**Exercise aim**. Copy out each line containing "图层蒙版" from the entries below.

--- start Input records ---

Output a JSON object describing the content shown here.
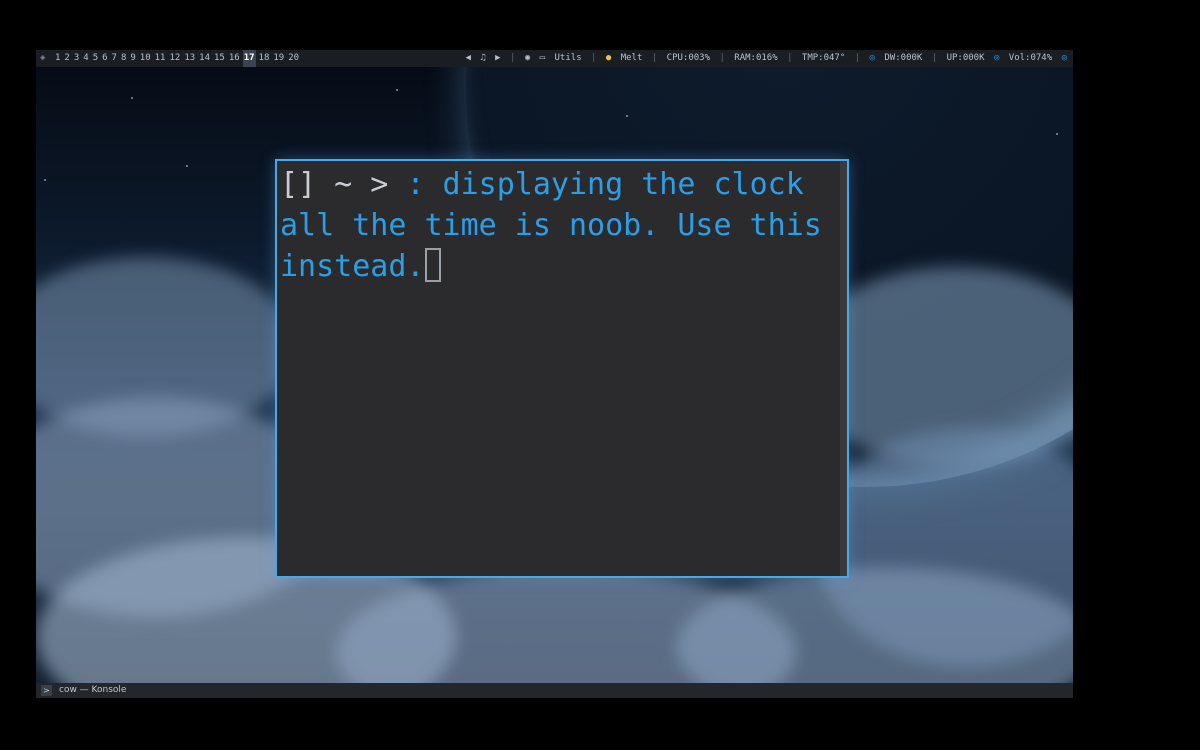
{
  "topbar": {
    "workspaces": [
      "1",
      "2",
      "3",
      "4",
      "5",
      "6",
      "7",
      "8",
      "9",
      "10",
      "11",
      "12",
      "13",
      "14",
      "15",
      "16",
      "17",
      "18",
      "19",
      "20"
    ],
    "active_workspace": "17",
    "media_prev": "◀",
    "media_note": "♫",
    "media_next": "▶",
    "app_utils": "Utils",
    "app_melt": "Melt",
    "cpu": "CPU:003%",
    "ram": "RAM:016%",
    "tmp": "TMP:047°",
    "dw": "DW:000K",
    "up": "UP:000K",
    "vol": "Vol:074%"
  },
  "terminal": {
    "prompt": "[] ~ > ",
    "colon": ":",
    "text": " displaying the clock all the time is noob. Use this instead."
  },
  "taskbar": {
    "window_title": "cow — Konsole"
  },
  "colors": {
    "accent": "#2b9ee8",
    "terminal_bg": "#2b2b2d",
    "border": "#49a8e6"
  }
}
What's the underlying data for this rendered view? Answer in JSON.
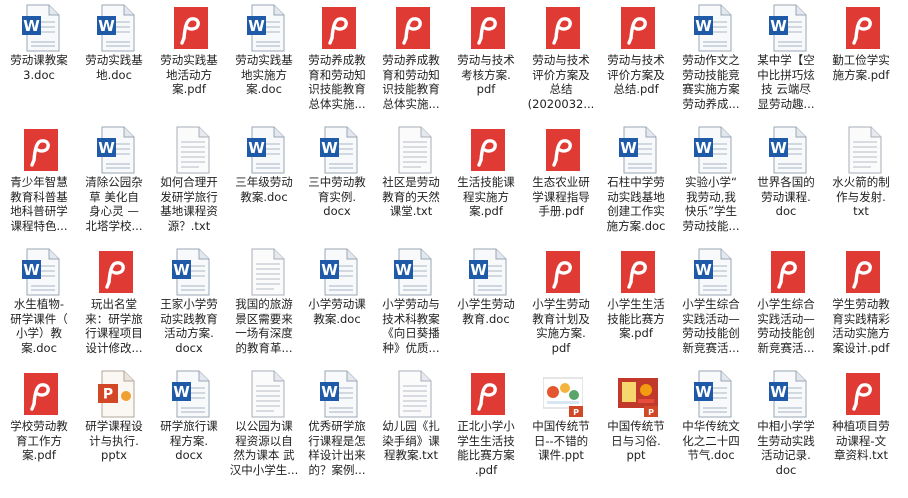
{
  "window_title": "",
  "files": [
    {
      "type": "doc",
      "lines": [
        "劳动课教案",
        "3.doc"
      ]
    },
    {
      "type": "doc",
      "lines": [
        "劳动实践基",
        "地.doc"
      ]
    },
    {
      "type": "pdf",
      "lines": [
        "劳动实践基",
        "地活动方",
        "案.pdf"
      ]
    },
    {
      "type": "doc",
      "lines": [
        "劳动实践基",
        "地实施方",
        "案.doc"
      ]
    },
    {
      "type": "pdf",
      "lines": [
        "劳动养成教",
        "育和劳动知",
        "识技能教育",
        "总体实施..."
      ]
    },
    {
      "type": "pdf",
      "lines": [
        "劳动养成教",
        "育和劳动知",
        "识技能教育",
        "总体实施..."
      ]
    },
    {
      "type": "pdf",
      "lines": [
        "劳动与技术",
        "考核方案.",
        "pdf"
      ]
    },
    {
      "type": "pdf",
      "lines": [
        "劳动与技术",
        "评价方案及",
        "总结",
        "(2020032..."
      ]
    },
    {
      "type": "pdf",
      "lines": [
        "劳动与技术",
        "评价方案及",
        "总结.pdf"
      ]
    },
    {
      "type": "doc",
      "lines": [
        "劳动作文之",
        "劳动技能竞",
        "赛实施方案",
        "劳动养成..."
      ]
    },
    {
      "type": "doc",
      "lines": [
        "某中学【空",
        "中比拼巧炫",
        "技 云端尽",
        "显劳动趣..."
      ]
    },
    {
      "type": "pdf",
      "lines": [
        "勤工俭学实",
        "施方案.pdf"
      ]
    },
    {
      "type": "pdf",
      "lines": [
        "青少年智慧",
        "教育科普基",
        "地科普研学",
        "课程特色..."
      ]
    },
    {
      "type": "doc",
      "lines": [
        "清除公园杂",
        "草 美化自",
        "身心灵 —",
        "北塔学校..."
      ]
    },
    {
      "type": "txt",
      "lines": [
        "如何合理开",
        "发研学旅行",
        "基地课程资",
        "源？.txt"
      ]
    },
    {
      "type": "doc",
      "lines": [
        "三年级劳动",
        "教案.doc"
      ]
    },
    {
      "type": "docx",
      "lines": [
        "三中劳动教",
        "育实例.",
        "docx"
      ]
    },
    {
      "type": "txt",
      "lines": [
        "社区是劳动",
        "教育的天然",
        "课堂.txt"
      ]
    },
    {
      "type": "pdf",
      "lines": [
        "生活技能课",
        "程实施方",
        "案.pdf"
      ]
    },
    {
      "type": "pdf",
      "lines": [
        "生态农业研",
        "学课程指导",
        "手册.pdf"
      ]
    },
    {
      "type": "doc",
      "lines": [
        "石柱中学劳",
        "动实践基地",
        "创建工作实",
        "施方案.doc"
      ]
    },
    {
      "type": "doc",
      "lines": [
        "实验小学“",
        "我劳动,我",
        "快乐”学生",
        "劳动技能..."
      ]
    },
    {
      "type": "doc",
      "lines": [
        "世界各国的",
        "劳动课程.",
        "doc"
      ]
    },
    {
      "type": "txt",
      "lines": [
        "水火箭的制",
        "作与发射.",
        "txt"
      ]
    },
    {
      "type": "doc",
      "lines": [
        "水生植物-",
        "研学课件（",
        "小学）教",
        "案.doc"
      ]
    },
    {
      "type": "pdf",
      "lines": [
        "玩出名堂",
        "来：研学旅",
        "行课程项目",
        "设计修改..."
      ]
    },
    {
      "type": "docx",
      "lines": [
        "王家小学劳",
        "动实践教育",
        "活动方案.",
        "docx"
      ]
    },
    {
      "type": "txt",
      "lines": [
        "我国的旅游",
        "景区需要来",
        "一场有深度",
        "的教育革..."
      ]
    },
    {
      "type": "doc",
      "lines": [
        "小学劳动课",
        "教案.doc"
      ]
    },
    {
      "type": "docx",
      "lines": [
        "小学劳动与",
        "技术科教案",
        "《向日葵播",
        "种》优质..."
      ]
    },
    {
      "type": "doc",
      "lines": [
        "小学生劳动",
        "教育.doc"
      ]
    },
    {
      "type": "pdf",
      "lines": [
        "小学生劳动",
        "教育计划及",
        "实施方案.",
        "pdf"
      ]
    },
    {
      "type": "pdf",
      "lines": [
        "小学生生活",
        "技能比赛方",
        "案.pdf"
      ]
    },
    {
      "type": "doc",
      "lines": [
        "小学生综合",
        "实践活动—",
        "劳动技能创",
        "新竞赛活..."
      ]
    },
    {
      "type": "pdf",
      "lines": [
        "小学生综合",
        "实践活动—",
        "劳动技能创",
        "新竞赛活..."
      ]
    },
    {
      "type": "pdf",
      "lines": [
        "学生劳动教",
        "育实践精彩",
        "活动实施方",
        "案设计.pdf"
      ]
    },
    {
      "type": "pdf",
      "lines": [
        "学校劳动教",
        "育工作方",
        "案.pdf"
      ]
    },
    {
      "type": "pptx",
      "lines": [
        "研学课程设",
        "计与执行.",
        "pptx"
      ]
    },
    {
      "type": "docx",
      "lines": [
        "研学旅行课",
        "程方案.",
        "docx"
      ]
    },
    {
      "type": "txt",
      "lines": [
        "以公园为课",
        "程资源以自",
        "然为课本 武",
        "汉中小学生..."
      ]
    },
    {
      "type": "doc",
      "lines": [
        "优秀研学旅",
        "行课程是怎",
        "样设计出来",
        "的？案例..."
      ]
    },
    {
      "type": "txt",
      "lines": [
        "幼儿园《扎",
        "染手绢》课",
        "程教案.txt"
      ]
    },
    {
      "type": "pdf",
      "lines": [
        "正北小学小",
        "学生生活技",
        "能比赛方案",
        ".pdf"
      ]
    },
    {
      "type": "ppt-thumb",
      "lines": [
        "中国传统节",
        "日--不错的",
        "课件.ppt"
      ]
    },
    {
      "type": "ppt-thumb2",
      "lines": [
        "中国传统节",
        "日与习俗.",
        "ppt"
      ]
    },
    {
      "type": "doc",
      "lines": [
        "中华传统文",
        "化之二十四",
        "节气.doc"
      ]
    },
    {
      "type": "doc",
      "lines": [
        "中相小学学",
        "生劳动实践",
        "活动记录.",
        "doc"
      ]
    },
    {
      "type": "pdf",
      "lines": [
        "种植项目劳",
        "动课程-文",
        "章资料.txt"
      ]
    }
  ]
}
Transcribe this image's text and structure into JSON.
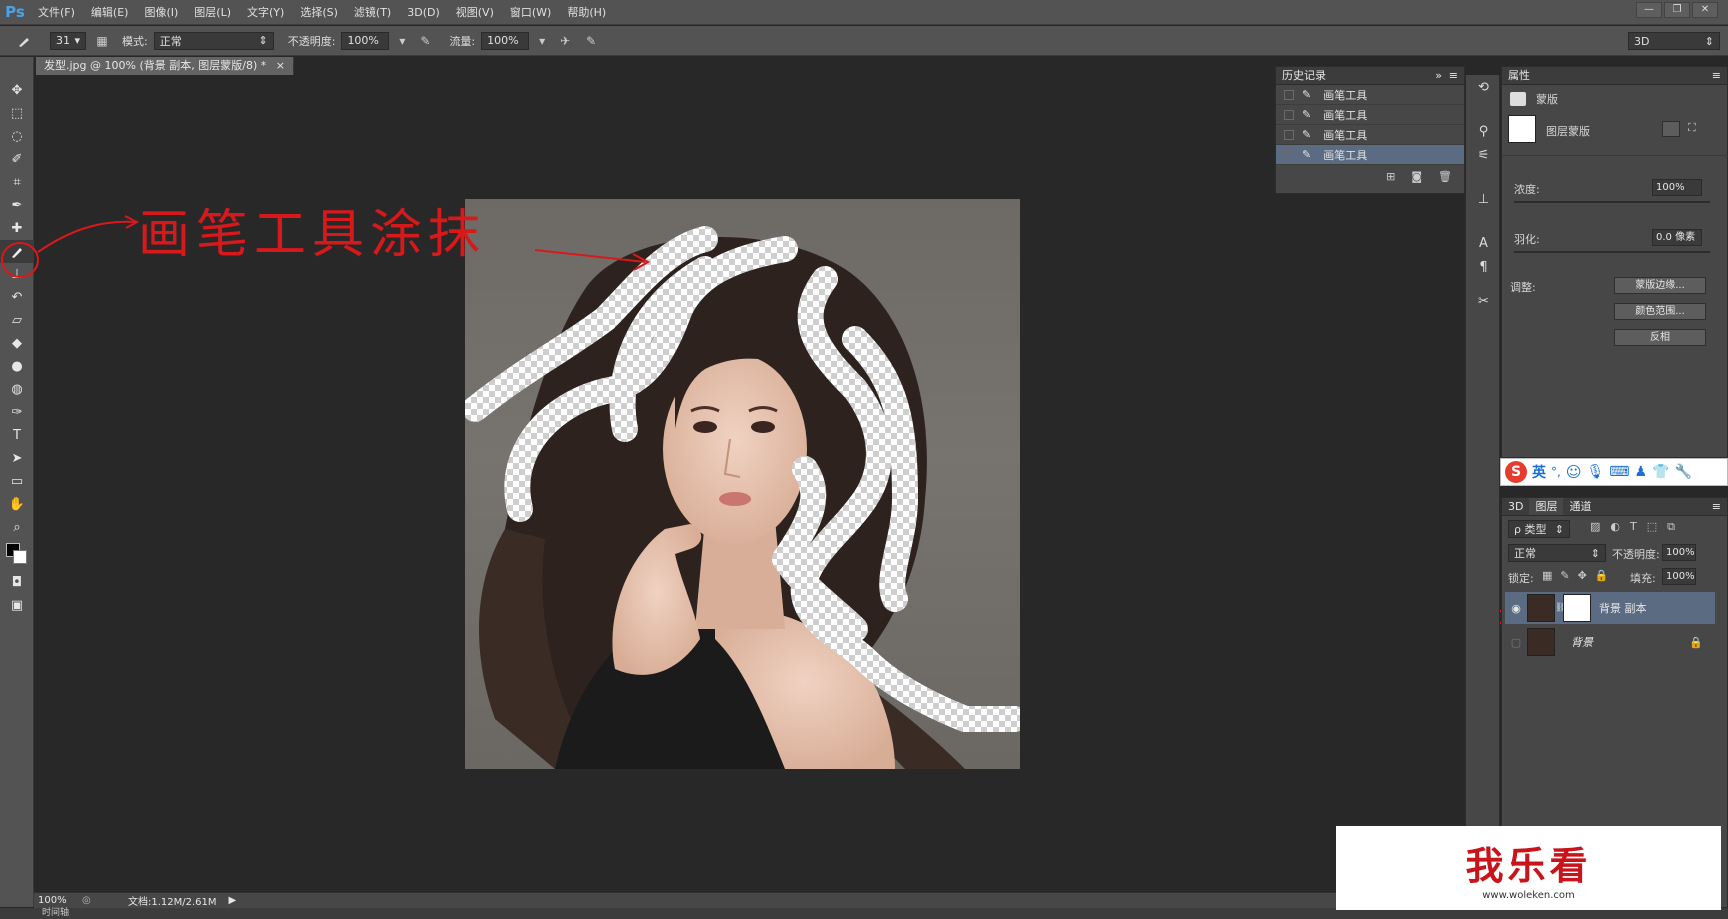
{
  "app": {
    "logo": "Ps"
  },
  "menu": [
    "文件(F)",
    "编辑(E)",
    "图像(I)",
    "图层(L)",
    "文字(Y)",
    "选择(S)",
    "滤镜(T)",
    "3D(D)",
    "视图(V)",
    "窗口(W)",
    "帮助(H)"
  ],
  "window_controls": {
    "minimize": "—",
    "restore": "❐",
    "close": "✕"
  },
  "options": {
    "brush_size": "31",
    "mode_label": "模式:",
    "mode_value": "正常",
    "opacity_label": "不透明度:",
    "opacity_value": "100%",
    "flow_label": "流量:",
    "flow_value": "100%",
    "workspace": "3D"
  },
  "document_tab": {
    "title": "发型.jpg @ 100% (背景 副本, 图层蒙版/8) *",
    "close": "×"
  },
  "annotation": {
    "text": "画笔工具涂抹"
  },
  "history": {
    "title": "历史记录",
    "items": [
      "画笔工具",
      "画笔工具",
      "画笔工具",
      "画笔工具"
    ],
    "active_index": 3
  },
  "properties": {
    "title": "属性",
    "section": "蒙版",
    "mask_label": "图层蒙版",
    "density_label": "浓度:",
    "density_value": "100%",
    "feather_label": "羽化:",
    "feather_value": "0.0 像素",
    "adjust_label": "调整:",
    "buttons": [
      "蒙版边缘...",
      "颜色范围...",
      "反相"
    ]
  },
  "ime": {
    "lang": "英",
    "punct": "°,"
  },
  "layers": {
    "tabs": [
      "3D",
      "图层",
      "通道"
    ],
    "active_tab": 1,
    "filter_label": "ρ 类型",
    "blend_mode": "正常",
    "opacity_label": "不透明度:",
    "opacity_value": "100%",
    "lock_label": "锁定:",
    "fill_label": "填充:",
    "fill_value": "100%",
    "items": [
      {
        "name": "背景 副本",
        "visible": true,
        "selected": true
      },
      {
        "name": "背景",
        "visible": false,
        "selected": false
      }
    ]
  },
  "status": {
    "zoom": "100%",
    "doc": "文档:1.12M/2.61M"
  },
  "bottom": {
    "tab": "时间轴"
  },
  "watermark": {
    "text": "我乐看",
    "url": "www.woleken.com"
  },
  "colors": {
    "accent": "#4aa3e8",
    "annotation_red": "#d7191c",
    "selected_layer": "#5b6c82"
  }
}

--- end Input records ---

**Output for this exercise**.
    "title": "发型.jpg @ 100% (背景 副本, 图层蒙版/8) *",
    "mask_label": "图层蒙版",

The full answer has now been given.